--- Instruction ---
Draw out every line with the word "What" from the listing below.

+++

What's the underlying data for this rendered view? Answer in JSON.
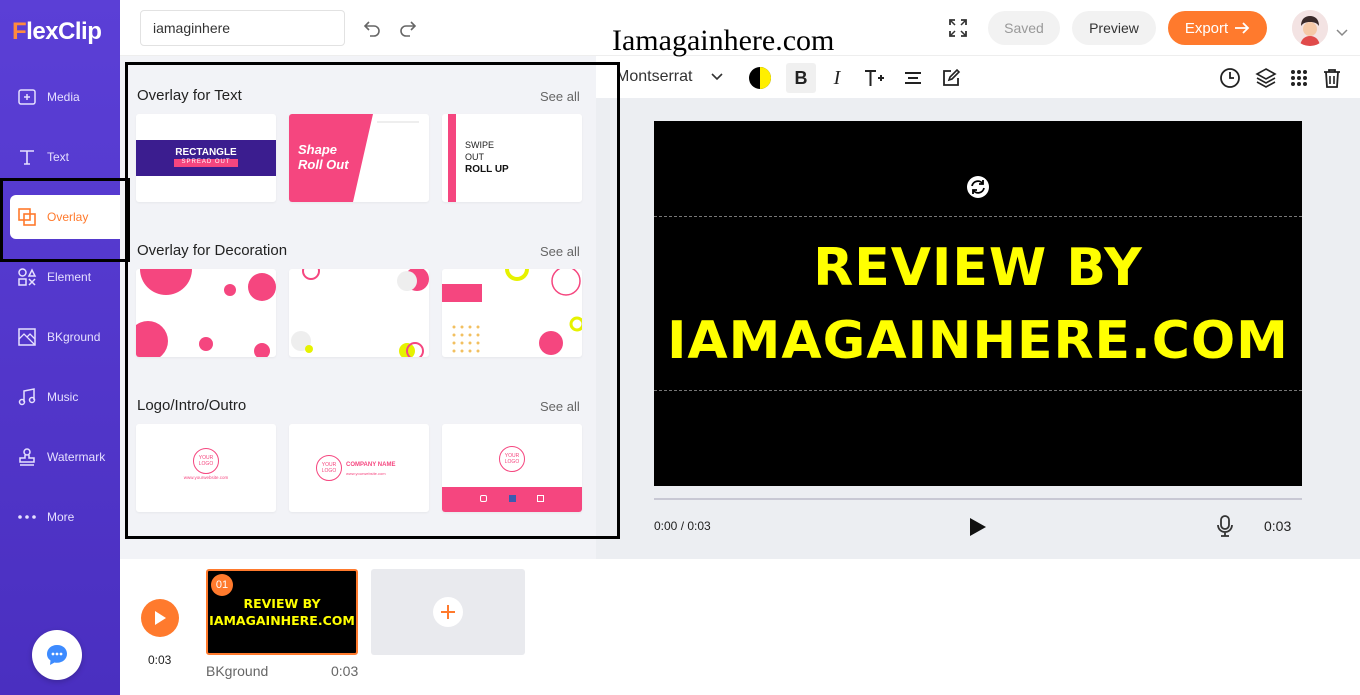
{
  "app": {
    "brand_prefix": "F",
    "brand_rest": "lexClip"
  },
  "sidebar": {
    "items": [
      {
        "label": "Media",
        "icon": "media-add-icon"
      },
      {
        "label": "Text",
        "icon": "text-icon"
      },
      {
        "label": "Overlay",
        "icon": "overlay-icon",
        "active": true
      },
      {
        "label": "Element",
        "icon": "element-icon"
      },
      {
        "label": "BKground",
        "icon": "background-icon"
      },
      {
        "label": "Music",
        "icon": "music-icon"
      },
      {
        "label": "Watermark",
        "icon": "stamp-icon"
      },
      {
        "label": "More",
        "icon": "more-dots-icon"
      }
    ]
  },
  "header": {
    "project_name": "iamaginhere",
    "saved_label": "Saved",
    "preview_label": "Preview",
    "export_label": "Export"
  },
  "watermark_text": "Iamagainhere.com",
  "panel": {
    "sections": [
      {
        "title": "Overlay for Text",
        "see_all": "See all",
        "cards": [
          {
            "line1": "RECTANGLE",
            "line2": "SPREAD OUT"
          },
          {
            "line1": "Shape",
            "line2": "Roll Out"
          },
          {
            "line1": "SWIPE",
            "line2": "OUT",
            "line3": "ROLL UP"
          }
        ]
      },
      {
        "title": "Overlay for Decoration",
        "see_all": "See all"
      },
      {
        "title": "Logo/Intro/Outro",
        "see_all": "See all",
        "cards": [
          {
            "logo1": "YOUR",
            "logo2": "LOGO",
            "url": "www.yourwebsite.com"
          },
          {
            "logo1": "YOUR",
            "logo2": "LOGO",
            "company": "COMPANY NAME",
            "url": "www.yourwebsite.com"
          },
          {
            "logo1": "YOUR",
            "logo2": "LOGO"
          }
        ]
      }
    ]
  },
  "toolbar": {
    "font": "Montserrat",
    "bold": "B",
    "italic": "I"
  },
  "canvas": {
    "line1": "REVIEW BY",
    "line2": "IAMAGAINHERE.COM"
  },
  "player": {
    "current": "0:00 / 0:03",
    "duration": "0:03"
  },
  "timeline": {
    "time": "0:03",
    "clip": {
      "number": "01",
      "line1": "REVIEW BY",
      "line2": "IAMAGAINHERE.COM",
      "label": "BKground",
      "duration": "0:03"
    }
  },
  "colors": {
    "accent": "#ff7a2d",
    "sidebar": "#5b3fd6",
    "pink": "#f5467f",
    "yellow": "#ffff00"
  }
}
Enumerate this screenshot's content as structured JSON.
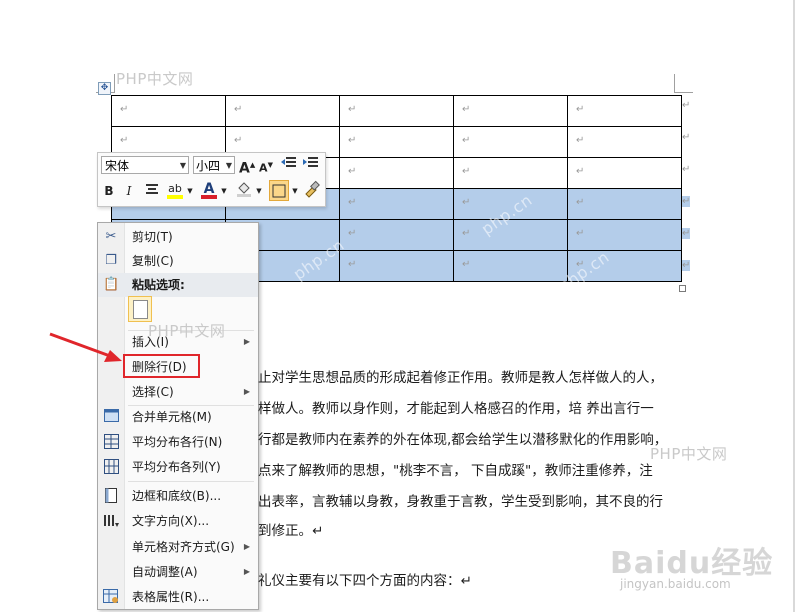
{
  "watermarks": {
    "top": "PHP中文网",
    "middle": "PHP中文网",
    "right": "PHP中文网",
    "diagonal": "php.cn"
  },
  "table": {
    "para_mark": "↵",
    "rows": 6,
    "cols": 5,
    "selected_rows": [
      3,
      4,
      5
    ]
  },
  "mini_toolbar": {
    "font_name": "宋体",
    "font_size": "小四",
    "grow_font": "A",
    "shrink_font": "A",
    "bold": "B",
    "italic": "I",
    "highlight": "ab",
    "font_color": "A",
    "colors": {
      "font_color": "#d9202a",
      "highlight": "#ffff00"
    }
  },
  "context_menu": {
    "items": [
      {
        "label": "剪切(T)",
        "icon": "scissors-icon"
      },
      {
        "label": "复制(C)",
        "icon": "copy-icon"
      },
      {
        "label": "粘贴选项:",
        "icon": "paste-icon"
      },
      {
        "label": "插入(I)",
        "submenu": true
      },
      {
        "label": "删除行(D)"
      },
      {
        "label": "选择(C)",
        "submenu": true
      },
      {
        "label": "合并单元格(M)",
        "icon": "merge-cells-icon"
      },
      {
        "label": "平均分布各行(N)",
        "icon": "distribute-rows-icon"
      },
      {
        "label": "平均分布各列(Y)",
        "icon": "distribute-columns-icon"
      },
      {
        "label": "边框和底纹(B)...",
        "icon": "borders-icon"
      },
      {
        "label": "文字方向(X)...",
        "icon": "text-direction-icon"
      },
      {
        "label": "单元格对齐方式(G)",
        "submenu": true
      },
      {
        "label": "自动调整(A)",
        "submenu": true
      },
      {
        "label": "表格属性(R)...",
        "icon": "table-properties-icon"
      }
    ],
    "highlight_color": "#e0262b"
  },
  "body_text": {
    "line1": "止对学生思想品质的形成起着修正作用。教师是教人怎样做人的人，",
    "line2": "样做人。教师以身作则，才能起到人格感召的作用，培  养出言行一",
    "line3": "行都是教师内在素养的外在体现,都会给学生以潜移默化的作用影响，",
    "line4": "点来了解教师的思想，\"桃李不言，  下自成蹊\"，教师注重修养，注",
    "line5": "出表率，言教辅以身教，身教重于言教，学生受到影响，其不良的行",
    "line6": "到修正。↵",
    "line7": "礼仪主要有以下四个方面的内容：↵"
  },
  "baidu": {
    "logo_text": "Baidu经验",
    "url": "jingyan.baidu.com"
  }
}
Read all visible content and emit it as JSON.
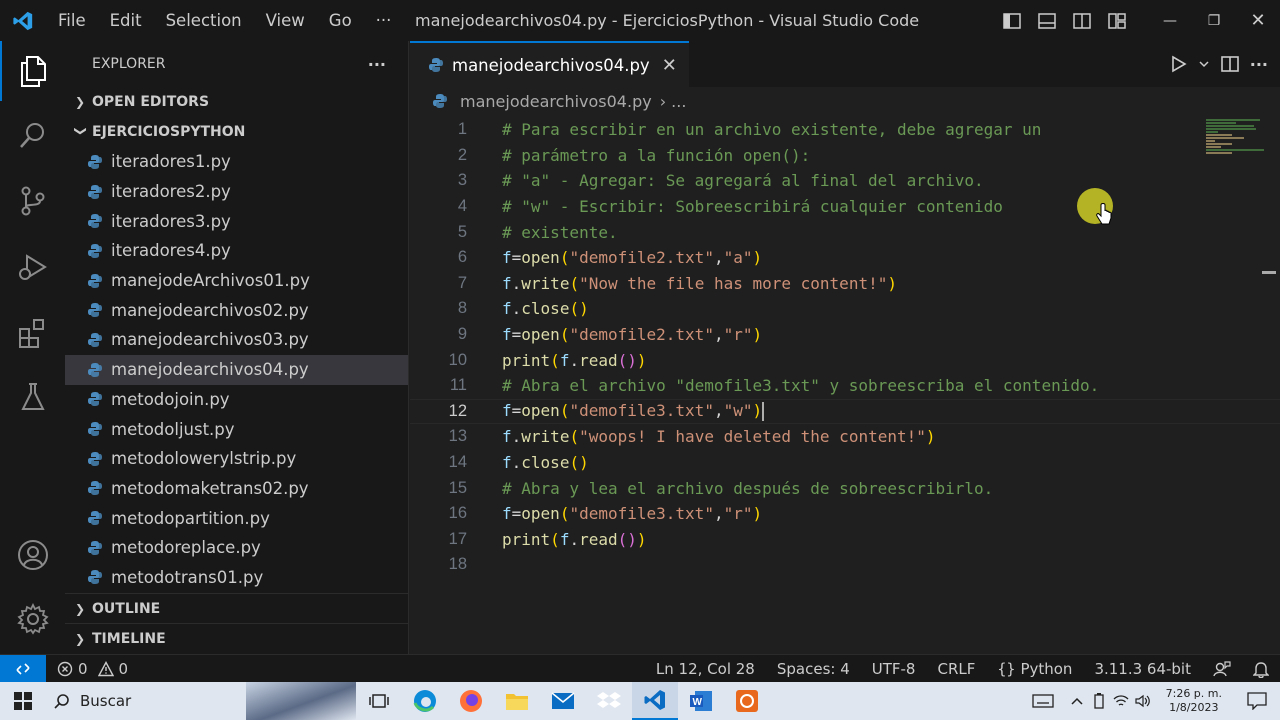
{
  "titlebar": {
    "menu": [
      "File",
      "Edit",
      "Selection",
      "View",
      "Go",
      "···"
    ],
    "title": "manejodearchivos04.py - EjerciciosPython - Visual Studio Code"
  },
  "explorer": {
    "header": "EXPLORER",
    "more": "···",
    "open_editors": "OPEN EDITORS",
    "folder": "EJERCICIOSPYTHON",
    "files": [
      "iteradores1.py",
      "iteradores2.py",
      "iteradores3.py",
      "iteradores4.py",
      "manejodeArchivos01.py",
      "manejodearchivos02.py",
      "manejodearchivos03.py",
      "manejodearchivos04.py",
      "metodojoin.py",
      "metodoljust.py",
      "metodolowerylstrip.py",
      "metodomaketrans02.py",
      "metodopartition.py",
      "metodoreplace.py",
      "metodotrans01.py"
    ],
    "selected_file": "manejodearchivos04.py",
    "outline": "OUTLINE",
    "timeline": "TIMELINE"
  },
  "editor": {
    "tab_label": "manejodearchivos04.py",
    "breadcrumb_file": "manejodearchivos04.py",
    "breadcrumb_more": "› ...",
    "current_line": 12,
    "lines": [
      "# Para escribir en un archivo existente, debe agregar un",
      "# parámetro a la función open():",
      "# \"a\" - Agregar: Se agregará al final del archivo.",
      "# \"w\" - Escribir: Sobreescribirá cualquier contenido",
      "# existente.",
      "f=open(\"demofile2.txt\",\"a\")",
      "f.write(\"Now the file has more content!\")",
      "f.close()",
      "f=open(\"demofile2.txt\",\"r\")",
      "print(f.read())",
      "# Abra el archivo \"demofile3.txt\" y sobreescriba el contenido.",
      "f=open(\"demofile3.txt\",\"w\")",
      "f.write(\"woops! I have deleted the content!\")",
      "f.close()",
      "# Abra y lea el archivo después de sobreescribirlo.",
      "f=open(\"demofile3.txt\",\"r\")",
      "print(f.read())",
      ""
    ]
  },
  "statusbar": {
    "errors": "0",
    "warnings": "0",
    "position": "Ln 12, Col 28",
    "spaces": "Spaces: 4",
    "encoding": "UTF-8",
    "eol": "CRLF",
    "language": "Python",
    "interpreter": "3.11.3 64-bit"
  },
  "taskbar": {
    "search": "Buscar",
    "time": "7:26 p. m.",
    "date": "1/8/2023"
  },
  "colors": {
    "accent": "#0078d4",
    "comment": "#6a9955",
    "string": "#ce9178",
    "function": "#dcdcaa"
  }
}
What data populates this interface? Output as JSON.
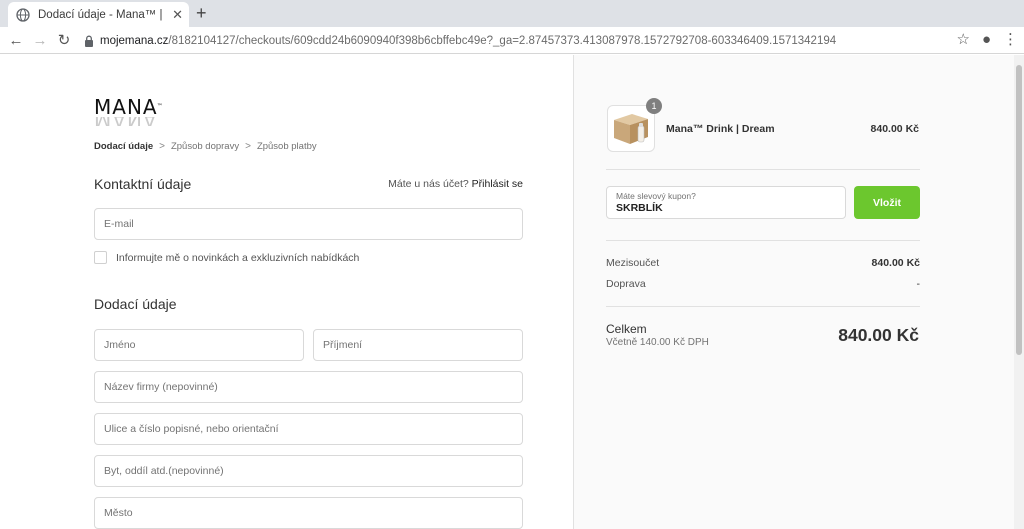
{
  "browser": {
    "tab_title": "Dodací údaje - Mana™ | Česk",
    "url_host": "mojemana.cz",
    "url_path": "/8182104127/checkouts/609cdd24b6090940f398b6cbffebc49e?_ga=2.87457373.413087978.1572792708-603346409.1571342194"
  },
  "logo": {
    "text": "MANA",
    "tm": "™"
  },
  "breadcrumb": {
    "step1": "Dodací údaje",
    "step2": "Způsob dopravy",
    "step3": "Způsob platby"
  },
  "contact": {
    "heading": "Kontaktní údaje",
    "account_question": "Máte u nás účet?",
    "login_link": "Přihlásit se",
    "email_placeholder": "E-mail",
    "newsletter_label": "Informujte mě o novinkách a exkluzivních nabídkách"
  },
  "shipping": {
    "heading": "Dodací údaje",
    "first_name": "Jméno",
    "last_name": "Příjmení",
    "company": "Název firmy (nepovinné)",
    "street": "Ulice a číslo popisné, nebo orientační",
    "apartment": "Byt, oddíl atd.(nepovinné)",
    "city": "Město"
  },
  "summary": {
    "product": {
      "name": "Mana™ Drink | Dream",
      "price": "840.00 Kč",
      "quantity": "1"
    },
    "coupon": {
      "label": "Máte slevový kupon?",
      "value": "SKRBLÍK",
      "button": "Vložit"
    },
    "subtotal_label": "Mezisoučet",
    "subtotal_value": "840.00 Kč",
    "shipping_label": "Doprava",
    "shipping_value": "-",
    "total_label": "Celkem",
    "total_tax": "Včetně 140.00 Kč DPH",
    "total_value": "840.00 Kč"
  },
  "colors": {
    "accent_green": "#6cc72e",
    "badge_gray": "#7f7f7f"
  }
}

+++

--- Result of the task ---
What's the underlying data for this rendered view? Answer in JSON.
What data populates this interface? Output as JSON.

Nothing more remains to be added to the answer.